**Short problem:** List each line of the data that holds the word "kvartal".
• • • •
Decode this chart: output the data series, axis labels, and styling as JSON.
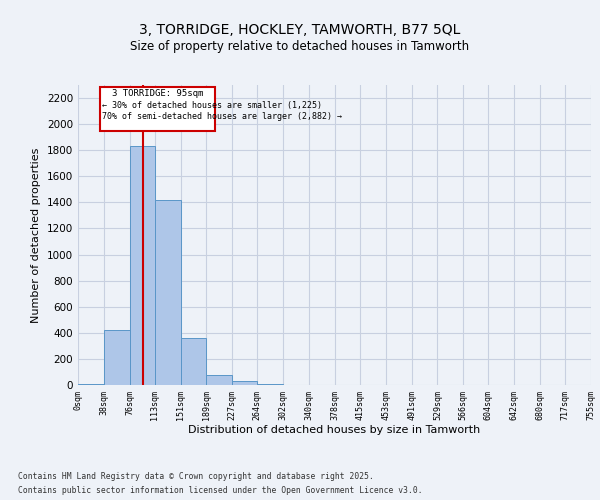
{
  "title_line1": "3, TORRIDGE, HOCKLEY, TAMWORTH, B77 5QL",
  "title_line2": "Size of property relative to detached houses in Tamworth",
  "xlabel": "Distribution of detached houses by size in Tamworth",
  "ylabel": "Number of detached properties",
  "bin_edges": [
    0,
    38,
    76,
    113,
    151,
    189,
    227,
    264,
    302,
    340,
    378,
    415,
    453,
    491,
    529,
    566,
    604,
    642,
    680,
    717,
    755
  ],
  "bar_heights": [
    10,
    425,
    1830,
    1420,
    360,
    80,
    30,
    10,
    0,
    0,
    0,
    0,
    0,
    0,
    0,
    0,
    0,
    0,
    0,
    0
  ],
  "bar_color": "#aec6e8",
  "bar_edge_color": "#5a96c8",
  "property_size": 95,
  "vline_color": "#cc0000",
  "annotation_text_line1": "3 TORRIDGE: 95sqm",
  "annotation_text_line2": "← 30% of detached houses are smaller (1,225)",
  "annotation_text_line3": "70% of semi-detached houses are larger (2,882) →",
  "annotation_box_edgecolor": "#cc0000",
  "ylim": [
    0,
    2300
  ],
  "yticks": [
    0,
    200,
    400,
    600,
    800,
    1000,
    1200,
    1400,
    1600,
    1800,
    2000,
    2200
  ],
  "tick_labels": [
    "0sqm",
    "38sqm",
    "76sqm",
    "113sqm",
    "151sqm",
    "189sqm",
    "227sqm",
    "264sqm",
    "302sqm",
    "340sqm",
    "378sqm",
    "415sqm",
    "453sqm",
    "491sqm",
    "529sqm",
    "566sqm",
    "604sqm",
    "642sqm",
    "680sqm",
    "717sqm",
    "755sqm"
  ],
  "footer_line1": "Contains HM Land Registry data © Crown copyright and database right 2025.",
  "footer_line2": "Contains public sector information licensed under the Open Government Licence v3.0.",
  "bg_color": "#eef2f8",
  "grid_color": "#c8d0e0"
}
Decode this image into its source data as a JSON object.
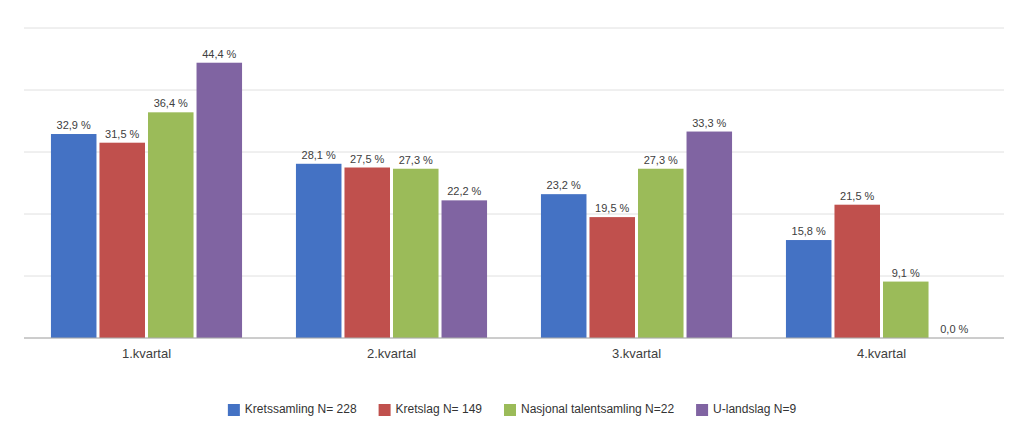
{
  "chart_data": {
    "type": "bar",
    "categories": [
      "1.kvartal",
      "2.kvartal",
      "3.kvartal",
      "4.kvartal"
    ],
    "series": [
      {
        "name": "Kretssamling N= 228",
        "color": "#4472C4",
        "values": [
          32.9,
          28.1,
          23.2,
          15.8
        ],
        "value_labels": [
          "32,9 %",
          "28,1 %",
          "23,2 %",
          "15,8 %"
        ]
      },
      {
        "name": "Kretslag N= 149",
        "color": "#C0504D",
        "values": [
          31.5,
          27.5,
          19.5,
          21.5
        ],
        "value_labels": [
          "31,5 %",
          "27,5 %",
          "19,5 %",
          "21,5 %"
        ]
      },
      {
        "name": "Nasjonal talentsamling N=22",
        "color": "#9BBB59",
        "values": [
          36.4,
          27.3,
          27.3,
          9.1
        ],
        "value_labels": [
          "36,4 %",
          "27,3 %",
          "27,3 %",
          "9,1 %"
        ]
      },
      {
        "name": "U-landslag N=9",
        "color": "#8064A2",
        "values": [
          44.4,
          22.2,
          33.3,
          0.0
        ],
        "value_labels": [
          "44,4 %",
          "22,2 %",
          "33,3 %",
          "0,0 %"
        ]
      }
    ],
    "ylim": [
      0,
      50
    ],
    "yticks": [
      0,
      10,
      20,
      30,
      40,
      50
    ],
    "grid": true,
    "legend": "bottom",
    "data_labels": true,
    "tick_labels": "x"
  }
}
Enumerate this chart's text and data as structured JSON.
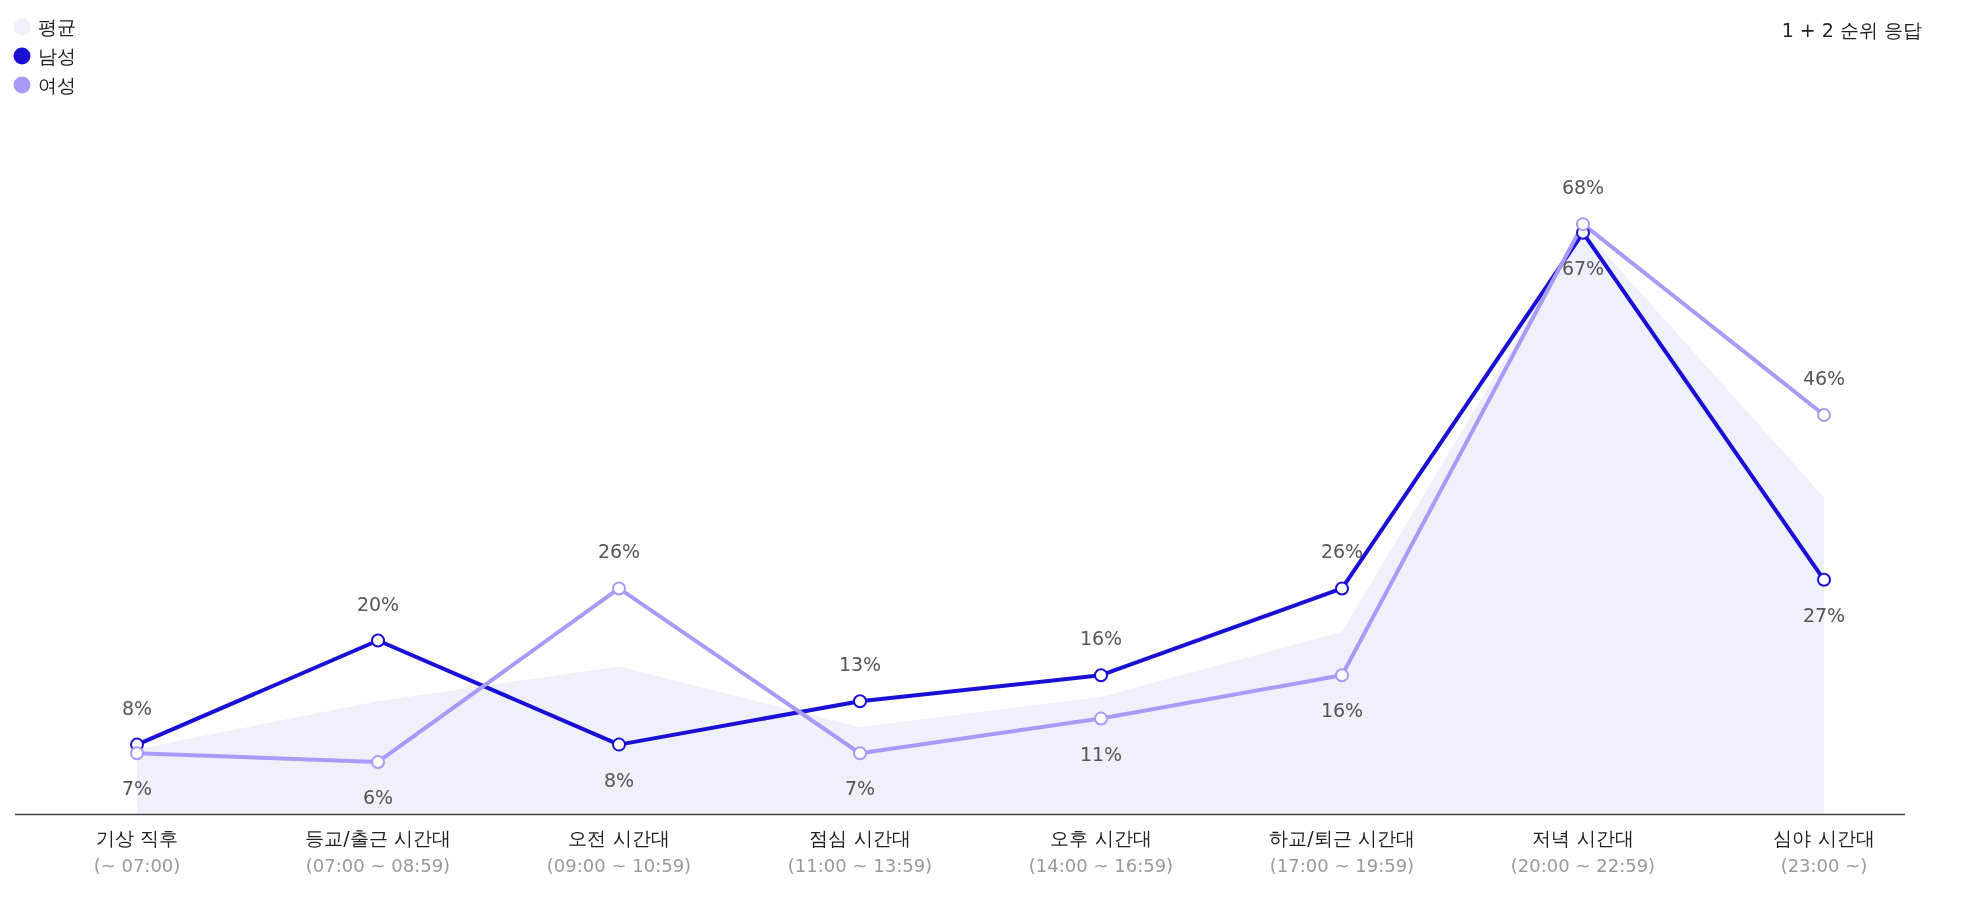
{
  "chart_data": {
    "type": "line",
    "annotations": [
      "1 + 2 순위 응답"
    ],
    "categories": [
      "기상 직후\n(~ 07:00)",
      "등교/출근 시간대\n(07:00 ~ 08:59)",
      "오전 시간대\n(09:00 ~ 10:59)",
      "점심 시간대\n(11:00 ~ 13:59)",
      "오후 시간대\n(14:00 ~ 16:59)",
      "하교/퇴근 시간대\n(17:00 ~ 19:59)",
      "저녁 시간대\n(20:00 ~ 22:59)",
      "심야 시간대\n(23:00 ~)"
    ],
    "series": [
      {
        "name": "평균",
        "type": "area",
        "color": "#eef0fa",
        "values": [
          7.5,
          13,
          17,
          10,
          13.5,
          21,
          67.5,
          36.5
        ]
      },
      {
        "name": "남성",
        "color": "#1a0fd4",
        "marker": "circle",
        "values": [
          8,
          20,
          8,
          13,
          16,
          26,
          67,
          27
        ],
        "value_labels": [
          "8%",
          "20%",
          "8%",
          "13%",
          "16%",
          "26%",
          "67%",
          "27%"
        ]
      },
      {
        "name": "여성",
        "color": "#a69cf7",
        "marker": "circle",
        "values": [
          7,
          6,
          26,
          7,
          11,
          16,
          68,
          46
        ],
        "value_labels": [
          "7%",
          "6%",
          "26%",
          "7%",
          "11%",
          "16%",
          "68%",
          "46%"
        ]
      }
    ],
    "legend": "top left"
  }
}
• • • •
**The completed task:**
      "1.kvartal",
      "2.kvartal",
      "3.kvartal",
      "4.kvartal"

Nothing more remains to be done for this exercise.